Copy the data that follows exactly. Include no pictures.

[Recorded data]

** start **

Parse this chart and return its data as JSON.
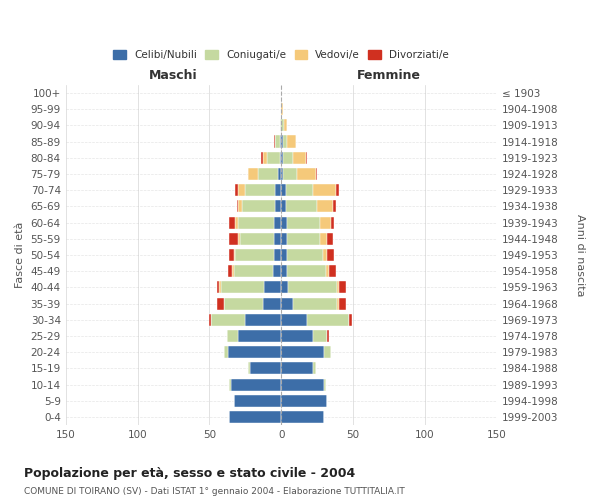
{
  "age_groups": [
    "0-4",
    "5-9",
    "10-14",
    "15-19",
    "20-24",
    "25-29",
    "30-34",
    "35-39",
    "40-44",
    "45-49",
    "50-54",
    "55-59",
    "60-64",
    "65-69",
    "70-74",
    "75-79",
    "80-84",
    "85-89",
    "90-94",
    "95-99",
    "100+"
  ],
  "birth_years": [
    "1999-2003",
    "1994-1998",
    "1989-1993",
    "1984-1988",
    "1979-1983",
    "1974-1978",
    "1969-1973",
    "1964-1968",
    "1959-1963",
    "1954-1958",
    "1949-1953",
    "1944-1948",
    "1939-1943",
    "1934-1938",
    "1929-1933",
    "1924-1928",
    "1919-1923",
    "1914-1918",
    "1909-1913",
    "1904-1908",
    "≤ 1903"
  ],
  "males": {
    "celibi": [
      36,
      33,
      35,
      22,
      37,
      30,
      25,
      13,
      12,
      6,
      5,
      5,
      5,
      4,
      4,
      2,
      1,
      1,
      0,
      0,
      0
    ],
    "coniugati": [
      0,
      0,
      1,
      1,
      3,
      8,
      24,
      27,
      30,
      27,
      27,
      24,
      25,
      23,
      21,
      14,
      9,
      3,
      1,
      0,
      0
    ],
    "vedovi": [
      0,
      0,
      0,
      0,
      0,
      0,
      0,
      0,
      1,
      1,
      1,
      1,
      2,
      3,
      5,
      7,
      3,
      0,
      0,
      0,
      0
    ],
    "divorziati": [
      0,
      0,
      0,
      0,
      0,
      0,
      1,
      5,
      2,
      3,
      3,
      6,
      4,
      1,
      2,
      0,
      1,
      1,
      0,
      0,
      0
    ]
  },
  "females": {
    "nubili": [
      30,
      32,
      30,
      22,
      30,
      22,
      18,
      8,
      5,
      4,
      4,
      4,
      4,
      3,
      3,
      1,
      1,
      1,
      0,
      0,
      0
    ],
    "coniugate": [
      0,
      0,
      1,
      2,
      5,
      10,
      29,
      31,
      34,
      27,
      25,
      23,
      23,
      22,
      19,
      10,
      7,
      3,
      2,
      0,
      0
    ],
    "vedove": [
      0,
      0,
      0,
      0,
      0,
      0,
      0,
      1,
      1,
      2,
      3,
      5,
      8,
      11,
      16,
      13,
      9,
      6,
      2,
      1,
      0
    ],
    "divorziate": [
      0,
      0,
      0,
      0,
      0,
      1,
      2,
      5,
      5,
      5,
      5,
      4,
      2,
      2,
      2,
      1,
      1,
      0,
      0,
      0,
      0
    ]
  },
  "colors": {
    "celibi": "#3d6ea8",
    "coniugati": "#c5d9a0",
    "vedovi": "#f5c97a",
    "divorziati": "#d03020"
  },
  "title": "Popolazione per età, sesso e stato civile - 2004",
  "subtitle": "COMUNE DI TOIRANO (SV) - Dati ISTAT 1° gennaio 2004 - Elaborazione TUTTITALIA.IT",
  "xlabel_left": "Maschi",
  "xlabel_right": "Femmine",
  "ylabel_left": "Fasce di età",
  "ylabel_right": "Anni di nascita",
  "xlim": 150,
  "legend_labels": [
    "Celibi/Nubili",
    "Coniugati/e",
    "Vedovi/e",
    "Divorziati/e"
  ],
  "background_color": "#ffffff",
  "grid_color": "#cccccc"
}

** end **

▶ Full answer
Parse this chart and return its data as JSON.
{
  "age_groups": [
    "0-4",
    "5-9",
    "10-14",
    "15-19",
    "20-24",
    "25-29",
    "30-34",
    "35-39",
    "40-44",
    "45-49",
    "50-54",
    "55-59",
    "60-64",
    "65-69",
    "70-74",
    "75-79",
    "80-84",
    "85-89",
    "90-94",
    "95-99",
    "100+"
  ],
  "birth_years": [
    "1999-2003",
    "1994-1998",
    "1989-1993",
    "1984-1988",
    "1979-1983",
    "1974-1978",
    "1969-1973",
    "1964-1968",
    "1959-1963",
    "1954-1958",
    "1949-1953",
    "1944-1948",
    "1939-1943",
    "1934-1938",
    "1929-1933",
    "1924-1928",
    "1919-1923",
    "1914-1918",
    "1909-1913",
    "1904-1908",
    "≤ 1903"
  ],
  "males": {
    "celibi": [
      36,
      33,
      35,
      22,
      37,
      30,
      25,
      13,
      12,
      6,
      5,
      5,
      5,
      4,
      4,
      2,
      1,
      1,
      0,
      0,
      0
    ],
    "coniugati": [
      0,
      0,
      1,
      1,
      3,
      8,
      24,
      27,
      30,
      27,
      27,
      24,
      25,
      23,
      21,
      14,
      9,
      3,
      1,
      0,
      0
    ],
    "vedovi": [
      0,
      0,
      0,
      0,
      0,
      0,
      0,
      0,
      1,
      1,
      1,
      1,
      2,
      3,
      5,
      7,
      3,
      0,
      0,
      0,
      0
    ],
    "divorziati": [
      0,
      0,
      0,
      0,
      0,
      0,
      1,
      5,
      2,
      3,
      3,
      6,
      4,
      1,
      2,
      0,
      1,
      1,
      0,
      0,
      0
    ]
  },
  "females": {
    "nubili": [
      30,
      32,
      30,
      22,
      30,
      22,
      18,
      8,
      5,
      4,
      4,
      4,
      4,
      3,
      3,
      1,
      1,
      1,
      0,
      0,
      0
    ],
    "coniugate": [
      0,
      0,
      1,
      2,
      5,
      10,
      29,
      31,
      34,
      27,
      25,
      23,
      23,
      22,
      19,
      10,
      7,
      3,
      2,
      0,
      0
    ],
    "vedove": [
      0,
      0,
      0,
      0,
      0,
      0,
      0,
      1,
      1,
      2,
      3,
      5,
      8,
      11,
      16,
      13,
      9,
      6,
      2,
      1,
      0
    ],
    "divorziate": [
      0,
      0,
      0,
      0,
      0,
      1,
      2,
      5,
      5,
      5,
      5,
      4,
      2,
      2,
      2,
      1,
      1,
      0,
      0,
      0,
      0
    ]
  },
  "colors": {
    "celibi": "#3d6ea8",
    "coniugati": "#c5d9a0",
    "vedovi": "#f5c97a",
    "divorziati": "#d03020"
  },
  "title": "Popolazione per età, sesso e stato civile - 2004",
  "subtitle": "COMUNE DI TOIRANO (SV) - Dati ISTAT 1° gennaio 2004 - Elaborazione TUTTITALIA.IT",
  "xlabel_left": "Maschi",
  "xlabel_right": "Femmine",
  "ylabel_left": "Fasce di età",
  "ylabel_right": "Anni di nascita",
  "xlim": 150,
  "legend_labels": [
    "Celibi/Nubili",
    "Coniugati/e",
    "Vedovi/e",
    "Divorziati/e"
  ],
  "background_color": "#ffffff",
  "grid_color": "#cccccc"
}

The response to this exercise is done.